WHAT IS BEING ASKED = Filter these entries, keeping only lines that hold the word "Rate".

(Excerpt from a dataset)
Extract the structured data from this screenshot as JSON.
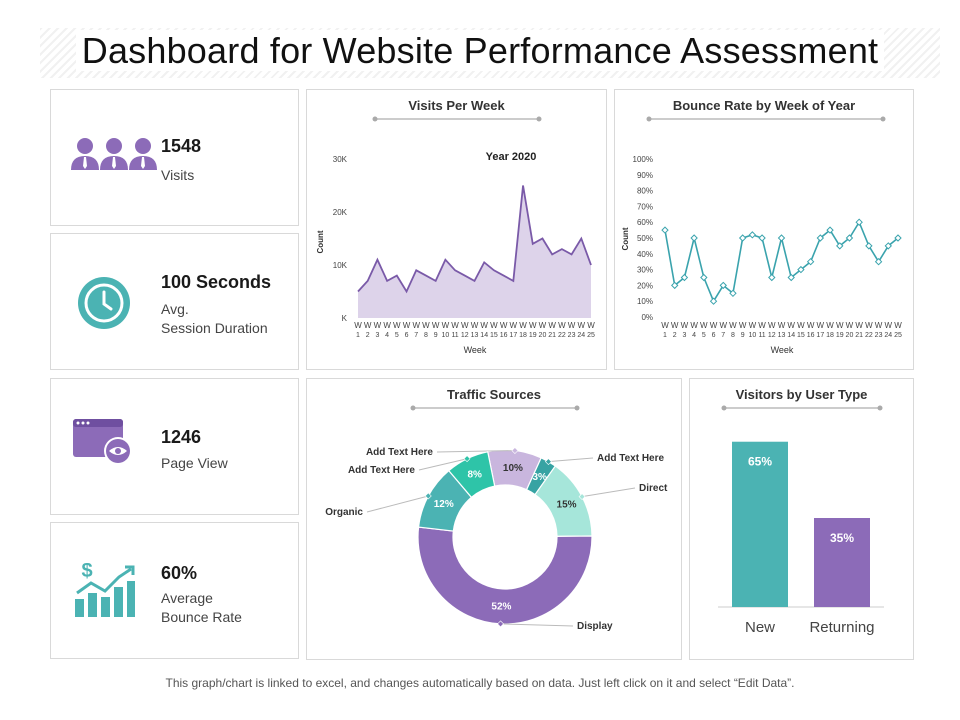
{
  "title": "Dashboard for Website Performance Assessment",
  "colors": {
    "teal": "#4bb3b3",
    "purple": "#8c6bb8",
    "area_fill": "#ddd3ea",
    "area_line": "#7a5aa8",
    "bounce_line": "#3aa3ad"
  },
  "kpis": [
    {
      "icon": "users-icon",
      "value": "1548",
      "label": "Visits"
    },
    {
      "icon": "clock-icon",
      "value": "100 Seconds",
      "label": "Avg.\nSession Duration"
    },
    {
      "icon": "browser-eye-icon",
      "value": "1246",
      "label": "Page View"
    },
    {
      "icon": "bounce-chart-icon",
      "value": "60%",
      "label": "Average\nBounce Rate"
    }
  ],
  "chart_data": [
    {
      "type": "area",
      "title": "Visits Per Week",
      "subtitle": "Year 2020",
      "xlabel": "Week",
      "ylabel": "Count",
      "x": [
        "W1",
        "W2",
        "W3",
        "W4",
        "W5",
        "W6",
        "W7",
        "W8",
        "W9",
        "W10",
        "W11",
        "W12",
        "W13",
        "W14",
        "W15",
        "W16",
        "W17",
        "W18",
        "W19",
        "W20",
        "W21",
        "W22",
        "W23",
        "W24",
        "W25"
      ],
      "values": [
        5000,
        7000,
        11000,
        7000,
        8000,
        5000,
        9000,
        8000,
        7000,
        11000,
        9000,
        8000,
        7000,
        10500,
        9000,
        8000,
        7000,
        25000,
        14000,
        15000,
        12000,
        13000,
        12000,
        15000,
        10000
      ],
      "ylim": [
        0,
        30000
      ],
      "yticks": [
        "K",
        "10K",
        "20K",
        "30K"
      ]
    },
    {
      "type": "line",
      "title": "Bounce Rate by Week of Year",
      "xlabel": "Week",
      "ylabel": "Count",
      "x": [
        "W1",
        "W2",
        "W3",
        "W4",
        "W5",
        "W6",
        "W7",
        "W8",
        "W9",
        "W10",
        "W11",
        "W12",
        "W13",
        "W14",
        "W15",
        "W16",
        "W17",
        "W18",
        "W19",
        "W20",
        "W21",
        "W22",
        "W23",
        "W24",
        "W25"
      ],
      "values": [
        55,
        20,
        25,
        50,
        25,
        10,
        20,
        15,
        50,
        52,
        50,
        25,
        50,
        25,
        30,
        35,
        50,
        55,
        45,
        50,
        60,
        45,
        35,
        45,
        50
      ],
      "ylim": [
        0,
        100
      ],
      "yticks": [
        "0%",
        "10%",
        "20%",
        "30%",
        "40%",
        "50%",
        "60%",
        "70%",
        "80%",
        "90%",
        "100%"
      ]
    },
    {
      "type": "pie",
      "title": "Traffic Sources",
      "slices": [
        {
          "label": "Add Text Here",
          "value": 10,
          "pct": "10%",
          "color": "#c9b6de"
        },
        {
          "label": "Add Text Here",
          "value": 3,
          "pct": "3%",
          "color": "#37a3a3"
        },
        {
          "label": "Direct",
          "value": 15,
          "pct": "15%",
          "color": "#a6e6da"
        },
        {
          "label": "Display",
          "value": 52,
          "pct": "52%",
          "color": "#8c6bb8"
        },
        {
          "label": "Organic",
          "value": 12,
          "pct": "12%",
          "color": "#4bb3b3"
        },
        {
          "label": "Add Text Here",
          "value": 8,
          "pct": "8%",
          "color": "#2ec4a8"
        }
      ]
    },
    {
      "type": "bar",
      "title": "Visitors by User Type",
      "categories": [
        "New",
        "Returning"
      ],
      "values": [
        65,
        35
      ],
      "labels": [
        "65%",
        "35%"
      ],
      "colors": [
        "#4bb3b3",
        "#8c6bb8"
      ],
      "ylim": [
        0,
        70
      ]
    }
  ],
  "footnote": "This graph/chart is linked to excel, and changes automatically based on data. Just left click on it and select “Edit Data”."
}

SOLUTION FOR THIS PROBLEM =
      "label": "Average\nBounce Rate"
      "title": "Bounce Rate by Week of Year",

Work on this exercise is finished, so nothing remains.